→ TASK INSTRUCTIONS:
Convert the rows, from the very first line through the line containing "The pair of", into a JSON list of strings with one string per line, leaving out any blank lines.

## START LISTED RECORDS

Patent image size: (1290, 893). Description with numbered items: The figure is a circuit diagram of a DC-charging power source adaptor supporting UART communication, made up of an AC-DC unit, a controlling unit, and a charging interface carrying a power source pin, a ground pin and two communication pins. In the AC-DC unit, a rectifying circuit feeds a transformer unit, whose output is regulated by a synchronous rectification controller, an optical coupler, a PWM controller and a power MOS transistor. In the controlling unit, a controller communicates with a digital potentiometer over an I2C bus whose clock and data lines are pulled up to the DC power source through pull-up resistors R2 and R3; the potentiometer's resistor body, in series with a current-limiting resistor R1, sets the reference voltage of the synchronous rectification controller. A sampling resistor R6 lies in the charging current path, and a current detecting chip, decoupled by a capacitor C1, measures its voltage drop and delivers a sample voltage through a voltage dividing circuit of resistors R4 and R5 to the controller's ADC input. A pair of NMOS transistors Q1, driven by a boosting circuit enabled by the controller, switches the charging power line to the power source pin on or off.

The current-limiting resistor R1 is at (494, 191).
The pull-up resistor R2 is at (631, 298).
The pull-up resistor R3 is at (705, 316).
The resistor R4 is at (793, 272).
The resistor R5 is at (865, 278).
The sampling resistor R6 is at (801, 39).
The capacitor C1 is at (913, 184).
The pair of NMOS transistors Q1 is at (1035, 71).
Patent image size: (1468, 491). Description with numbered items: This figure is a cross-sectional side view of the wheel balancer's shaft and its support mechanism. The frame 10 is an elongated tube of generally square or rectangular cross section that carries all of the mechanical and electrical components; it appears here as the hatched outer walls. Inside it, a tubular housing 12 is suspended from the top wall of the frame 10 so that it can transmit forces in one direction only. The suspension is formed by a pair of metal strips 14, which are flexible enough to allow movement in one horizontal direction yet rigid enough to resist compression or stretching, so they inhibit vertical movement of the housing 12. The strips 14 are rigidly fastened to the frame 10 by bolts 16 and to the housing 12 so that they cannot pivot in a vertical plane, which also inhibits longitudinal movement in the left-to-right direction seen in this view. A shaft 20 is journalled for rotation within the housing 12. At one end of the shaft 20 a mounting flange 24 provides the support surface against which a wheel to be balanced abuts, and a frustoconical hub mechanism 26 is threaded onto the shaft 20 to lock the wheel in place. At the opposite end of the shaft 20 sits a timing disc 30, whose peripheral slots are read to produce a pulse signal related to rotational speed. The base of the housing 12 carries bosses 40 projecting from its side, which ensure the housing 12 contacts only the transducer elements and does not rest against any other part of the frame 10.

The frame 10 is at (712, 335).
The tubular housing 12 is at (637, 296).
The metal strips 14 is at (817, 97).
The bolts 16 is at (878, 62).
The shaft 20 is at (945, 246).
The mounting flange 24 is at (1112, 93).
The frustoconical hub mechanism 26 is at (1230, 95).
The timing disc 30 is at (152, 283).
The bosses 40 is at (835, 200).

## END LISTED RECORDS

→ FINISHED ANSWER:
[
  "Patent image size: (1290, 893). Description with numbered items: The figure is a circuit diagram of a DC-charging power source adaptor supporting UART communication, made up of an AC-DC unit, a controlling unit, and a charging interface carrying a power source pin, a ground pin and two communication pins. In the AC-DC unit, a rectifying circuit feeds a transformer unit, whose output is regulated by a synchronous rectification controller, an optical coupler, a PWM controller and a power MOS transistor. In the controlling unit, a controller communicates with a digital potentiometer over an I2C bus whose clock and data lines are pulled up to the DC power source through pull-up resistors R2 and R3; the potentiometer's resistor body, in series with a current-limiting resistor R1, sets the reference voltage of the synchronous rectification controller. A sampling resistor R6 lies in the charging current path, and a current detecting chip, decoupled by a capacitor C1, measures its voltage drop and delivers a sample voltage through a voltage dividing circuit of resistors R4 and R5 to the controller's ADC input. A pair of NMOS transistors Q1, driven by a boosting circuit enabled by the controller, switches the charging power line to the power source pin on or off.",
  "The current-limiting resistor R1 is at (494, 191).",
  "The pull-up resistor R2 is at (631, 298).",
  "The pull-up resistor R3 is at (705, 316).",
  "The resistor R4 is at (793, 272).",
  "The resistor R5 is at (865, 278).",
  "The sampling resistor R6 is at (801, 39).",
  "The capacitor C1 is at (913, 184).",
  "The pair of NMOS transistors Q1 is at (1035, 71)."
]